◆ **Aim of the exercise**
Search the data for the string "function" and extract every line where it appears.

◆ **Input data**
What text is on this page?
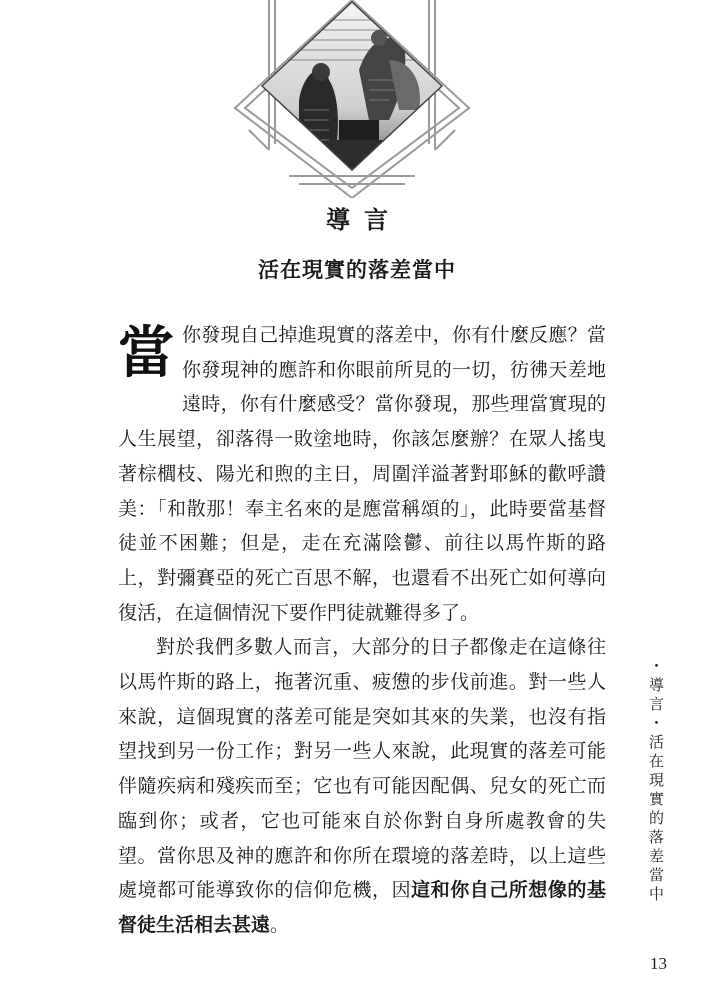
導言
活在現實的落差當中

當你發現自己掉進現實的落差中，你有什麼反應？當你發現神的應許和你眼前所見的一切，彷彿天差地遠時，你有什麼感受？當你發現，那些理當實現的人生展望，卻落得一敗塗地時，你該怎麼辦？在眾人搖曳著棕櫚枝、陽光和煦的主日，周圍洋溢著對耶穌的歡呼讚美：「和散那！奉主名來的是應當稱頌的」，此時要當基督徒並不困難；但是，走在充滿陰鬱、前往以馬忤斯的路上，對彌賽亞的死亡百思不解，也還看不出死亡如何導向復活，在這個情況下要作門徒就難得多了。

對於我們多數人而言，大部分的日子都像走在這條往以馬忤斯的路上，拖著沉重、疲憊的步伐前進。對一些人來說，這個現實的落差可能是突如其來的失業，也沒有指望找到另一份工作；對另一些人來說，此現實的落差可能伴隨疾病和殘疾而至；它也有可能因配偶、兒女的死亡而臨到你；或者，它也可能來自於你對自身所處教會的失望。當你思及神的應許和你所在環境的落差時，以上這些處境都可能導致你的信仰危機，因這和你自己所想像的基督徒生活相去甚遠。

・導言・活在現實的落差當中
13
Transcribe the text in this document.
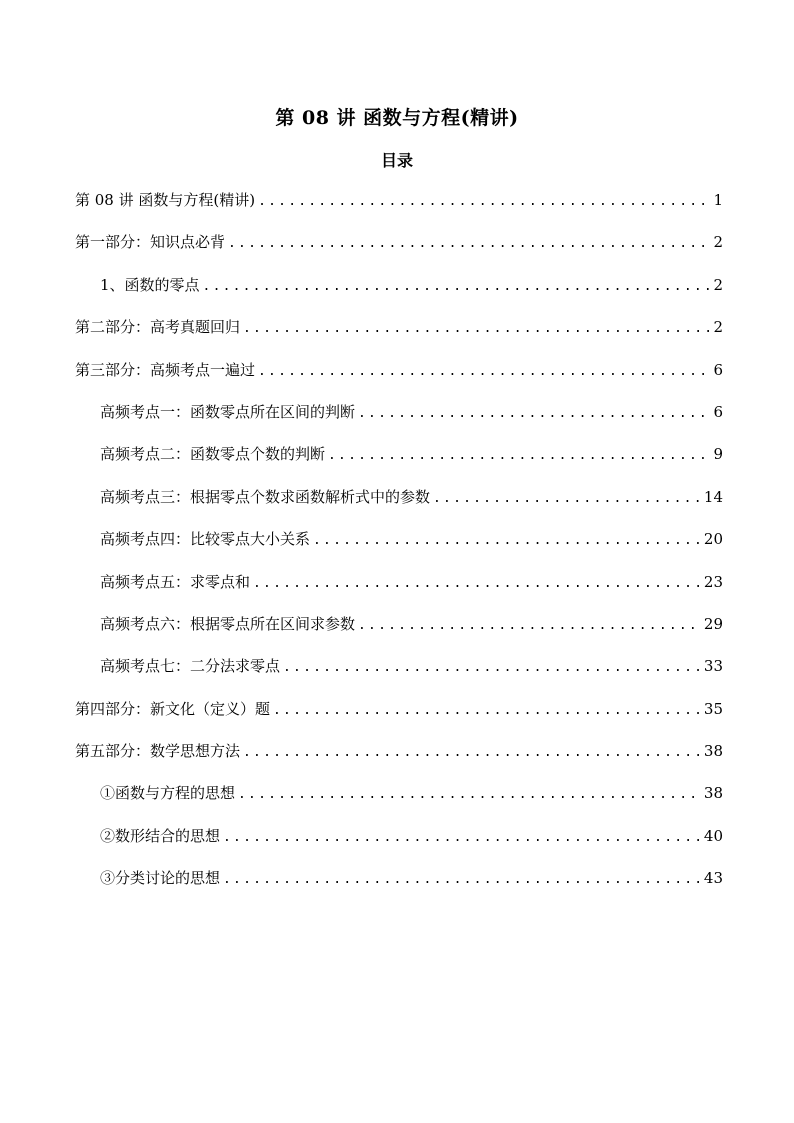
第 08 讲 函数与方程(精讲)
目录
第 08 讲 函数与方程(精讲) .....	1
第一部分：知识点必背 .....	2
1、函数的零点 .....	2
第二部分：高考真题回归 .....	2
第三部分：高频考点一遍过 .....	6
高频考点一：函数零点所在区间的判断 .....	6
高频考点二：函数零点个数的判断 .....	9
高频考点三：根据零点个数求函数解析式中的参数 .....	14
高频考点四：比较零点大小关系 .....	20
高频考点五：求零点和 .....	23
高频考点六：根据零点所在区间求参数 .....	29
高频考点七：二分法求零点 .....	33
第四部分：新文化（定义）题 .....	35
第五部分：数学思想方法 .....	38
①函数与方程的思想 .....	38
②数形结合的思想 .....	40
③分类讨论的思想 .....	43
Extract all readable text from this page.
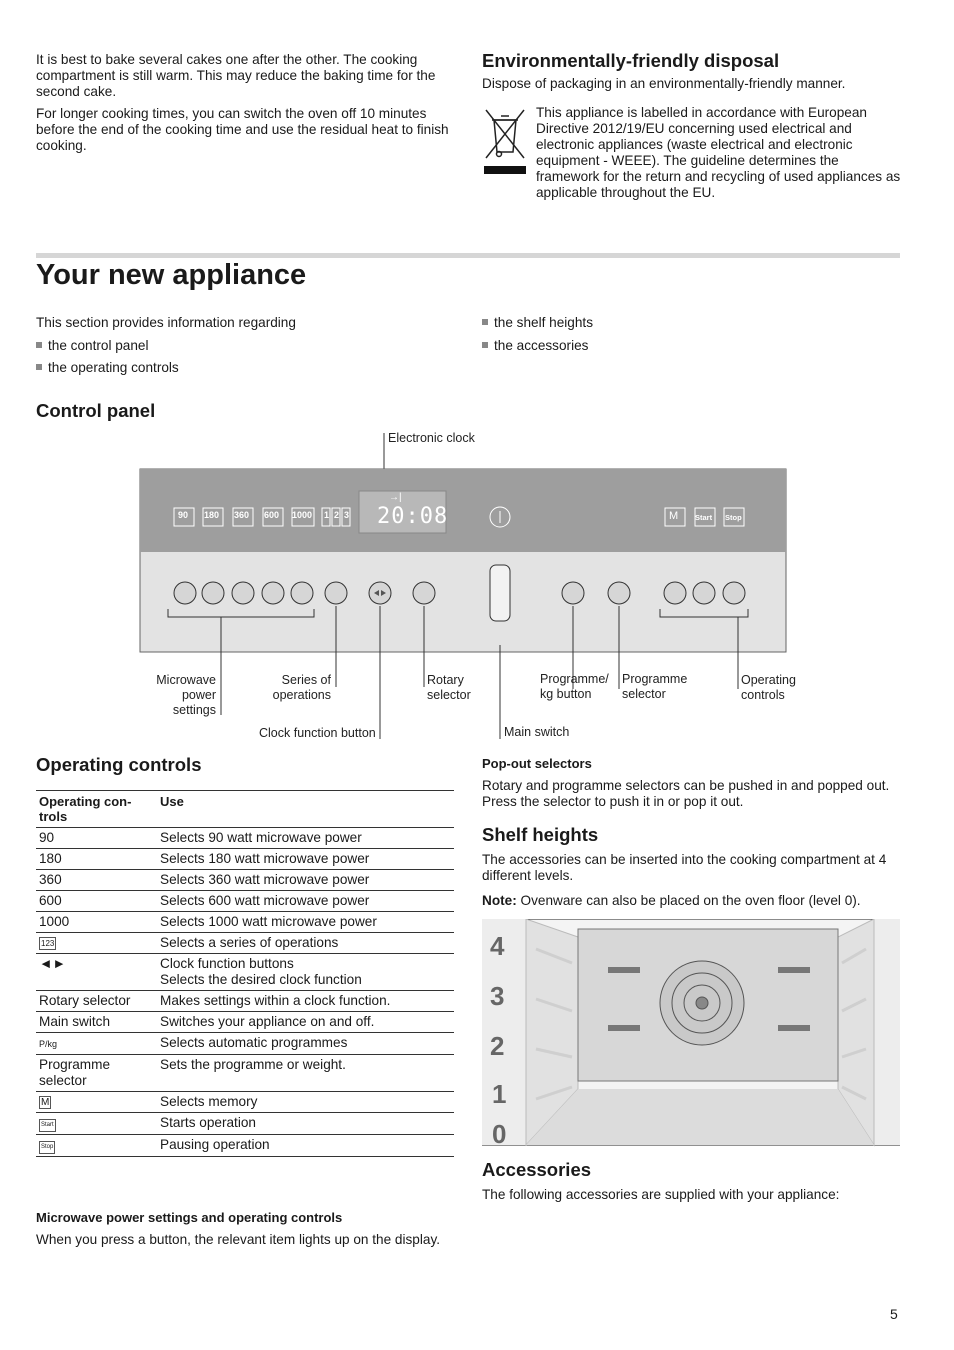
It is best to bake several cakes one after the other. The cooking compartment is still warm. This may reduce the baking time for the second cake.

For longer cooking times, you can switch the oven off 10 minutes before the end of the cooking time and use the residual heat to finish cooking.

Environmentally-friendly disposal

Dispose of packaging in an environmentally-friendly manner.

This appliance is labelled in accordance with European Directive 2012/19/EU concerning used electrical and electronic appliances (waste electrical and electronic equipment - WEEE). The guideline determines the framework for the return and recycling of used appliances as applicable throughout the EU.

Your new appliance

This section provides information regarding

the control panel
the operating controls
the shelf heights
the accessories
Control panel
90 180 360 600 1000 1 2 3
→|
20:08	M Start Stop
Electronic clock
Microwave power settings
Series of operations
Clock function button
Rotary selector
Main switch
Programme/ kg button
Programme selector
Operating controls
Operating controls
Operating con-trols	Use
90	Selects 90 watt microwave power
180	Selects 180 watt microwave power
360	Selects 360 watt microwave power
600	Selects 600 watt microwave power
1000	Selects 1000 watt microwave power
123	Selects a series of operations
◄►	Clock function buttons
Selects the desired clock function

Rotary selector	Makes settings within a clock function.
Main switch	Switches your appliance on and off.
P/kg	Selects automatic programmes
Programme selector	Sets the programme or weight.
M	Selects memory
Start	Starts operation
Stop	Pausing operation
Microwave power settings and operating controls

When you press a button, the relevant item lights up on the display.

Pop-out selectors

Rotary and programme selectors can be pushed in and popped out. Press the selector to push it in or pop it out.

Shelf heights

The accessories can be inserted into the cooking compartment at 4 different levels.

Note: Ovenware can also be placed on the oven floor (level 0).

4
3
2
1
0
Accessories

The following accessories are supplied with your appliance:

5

* * *

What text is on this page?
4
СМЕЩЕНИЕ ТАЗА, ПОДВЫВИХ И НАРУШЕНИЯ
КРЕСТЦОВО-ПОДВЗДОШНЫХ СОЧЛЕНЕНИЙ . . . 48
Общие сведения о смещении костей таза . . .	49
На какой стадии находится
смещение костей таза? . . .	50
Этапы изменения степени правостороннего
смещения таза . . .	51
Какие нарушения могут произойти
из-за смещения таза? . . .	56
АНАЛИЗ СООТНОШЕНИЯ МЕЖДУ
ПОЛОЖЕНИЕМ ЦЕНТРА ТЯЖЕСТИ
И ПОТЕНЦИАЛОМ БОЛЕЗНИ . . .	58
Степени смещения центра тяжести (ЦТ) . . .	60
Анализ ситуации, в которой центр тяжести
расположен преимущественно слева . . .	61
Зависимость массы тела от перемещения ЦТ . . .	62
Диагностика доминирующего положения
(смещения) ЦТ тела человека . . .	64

◆ **The response**
Clock function button
◄►	Clock function buttons
Selects the desired clock function
Rotary selector	Makes settings within a clock function.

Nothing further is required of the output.